The Paris-based energy company evacuated all employees and declared force majeure on the development — one of Africa’s biggest private investments yet — after a major attack in March last year on the town of Palma that’s less than 10 kilometres (6.2 miles) away. While the arrival of troops from Rwanda and a regional bloc more than a year ago helped to beat back the insurgency, small-scale violence has continued in areas further away from the LNG project site on Mozambique’s northern coast.

The project could transform Mozambique’s $16 billion economy — the world’s third-poorest country measured by per-capita income — and offers an alternative gas source to European nations scrambling for supplies after Russia’s invasion of Ukraine. But it’s situated in an area where violence that started in 2017 has left at least 4,200 people dead and prompted nearly 1 million to flee their homes.

Construction camp at Afungi LNG site now abandoned, in Northern Mozambique. Image credit: TotalEnergies

TotalEnergies said in June it would return to the site once it’s satisfied the northern Cabo Delgado province is secure. Further work needs to be done, including the restoration of government services in key towns hit by the conflict, Stephane Le Galles, the company’s director for the project, said at a conference in Maputo last week, adding “the direction is good.”

Tonela is “not so optimistic” that ExxonMobil Corp., which has an onshore gas export project that’s adjacent to TotalEnergies’s and is even bigger (US$30 billion), will reach a long-awaited final investment decision in the near-term. Development plans for that project are being revised, including to allow for potential carbon capture and storage in the future. Read more

Asked if he expected a final decision next year, Tonela said: “It’s not easy to assume.”

- _PROBLEM STATEMENT_
In the passage on Mozambique's LNG project, take the part that opens with "The project could" and closes with "flee their homes.", and write it out again with "European nations" changed to "Asian buyers".

- _DATA TO EXAMINE_
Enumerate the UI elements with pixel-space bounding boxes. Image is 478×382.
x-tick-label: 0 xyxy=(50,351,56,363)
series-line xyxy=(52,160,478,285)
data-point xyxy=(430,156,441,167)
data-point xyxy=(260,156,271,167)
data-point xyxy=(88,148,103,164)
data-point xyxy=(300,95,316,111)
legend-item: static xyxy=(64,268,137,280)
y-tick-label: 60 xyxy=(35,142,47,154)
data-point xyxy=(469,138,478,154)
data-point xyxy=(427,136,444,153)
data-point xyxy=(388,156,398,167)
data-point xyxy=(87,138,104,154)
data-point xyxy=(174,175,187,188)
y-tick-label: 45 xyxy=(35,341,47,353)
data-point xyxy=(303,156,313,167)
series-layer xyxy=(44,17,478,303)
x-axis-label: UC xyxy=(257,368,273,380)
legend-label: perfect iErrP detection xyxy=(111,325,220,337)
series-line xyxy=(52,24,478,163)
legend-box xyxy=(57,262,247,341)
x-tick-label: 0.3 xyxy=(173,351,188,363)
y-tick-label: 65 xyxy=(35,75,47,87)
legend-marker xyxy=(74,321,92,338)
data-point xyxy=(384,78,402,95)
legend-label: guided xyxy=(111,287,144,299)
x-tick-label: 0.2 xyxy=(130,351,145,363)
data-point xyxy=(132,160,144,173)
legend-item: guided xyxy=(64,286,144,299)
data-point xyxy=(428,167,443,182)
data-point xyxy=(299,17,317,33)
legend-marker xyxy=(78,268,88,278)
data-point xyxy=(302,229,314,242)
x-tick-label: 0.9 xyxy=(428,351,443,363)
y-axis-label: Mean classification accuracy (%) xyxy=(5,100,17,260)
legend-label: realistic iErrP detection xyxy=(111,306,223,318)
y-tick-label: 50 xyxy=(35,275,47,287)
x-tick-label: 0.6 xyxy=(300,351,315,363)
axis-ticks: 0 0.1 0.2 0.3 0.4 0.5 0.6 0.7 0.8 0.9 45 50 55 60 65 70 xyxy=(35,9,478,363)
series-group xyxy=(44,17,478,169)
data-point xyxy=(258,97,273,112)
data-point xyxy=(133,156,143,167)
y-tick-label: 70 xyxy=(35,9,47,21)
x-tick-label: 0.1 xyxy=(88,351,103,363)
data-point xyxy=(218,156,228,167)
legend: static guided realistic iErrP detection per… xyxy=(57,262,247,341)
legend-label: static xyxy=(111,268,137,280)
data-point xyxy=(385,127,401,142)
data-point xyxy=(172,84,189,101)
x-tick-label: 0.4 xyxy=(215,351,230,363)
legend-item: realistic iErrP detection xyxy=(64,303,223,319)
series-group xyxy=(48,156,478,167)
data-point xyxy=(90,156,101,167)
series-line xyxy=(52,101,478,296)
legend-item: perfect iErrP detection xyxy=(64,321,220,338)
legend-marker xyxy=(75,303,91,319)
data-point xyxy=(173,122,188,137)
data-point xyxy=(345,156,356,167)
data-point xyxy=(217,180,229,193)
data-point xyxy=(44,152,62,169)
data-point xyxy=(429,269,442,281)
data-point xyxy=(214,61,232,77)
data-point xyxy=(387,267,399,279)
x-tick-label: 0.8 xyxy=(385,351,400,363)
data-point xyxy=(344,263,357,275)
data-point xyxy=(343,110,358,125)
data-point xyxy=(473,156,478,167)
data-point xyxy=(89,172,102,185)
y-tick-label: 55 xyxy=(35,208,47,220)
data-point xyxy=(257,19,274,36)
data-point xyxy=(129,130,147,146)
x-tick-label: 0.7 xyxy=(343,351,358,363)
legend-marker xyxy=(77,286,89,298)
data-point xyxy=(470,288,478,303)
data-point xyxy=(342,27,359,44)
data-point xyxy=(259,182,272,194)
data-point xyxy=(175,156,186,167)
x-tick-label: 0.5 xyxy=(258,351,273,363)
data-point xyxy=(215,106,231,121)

- _SOLUTION FOR THIS TASK_
The project could transform Mozambique’s $16 billion economy — the world’s third-poorest country measured by per-capita income — and offers an alternative gas source to Asian buyers scrambling for supplies after Russia’s invasion of Ukraine. But it’s situated in an area where violence that started in 2017 has left at least 4,200 people dead and prompted nearly 1 million to flee their homes.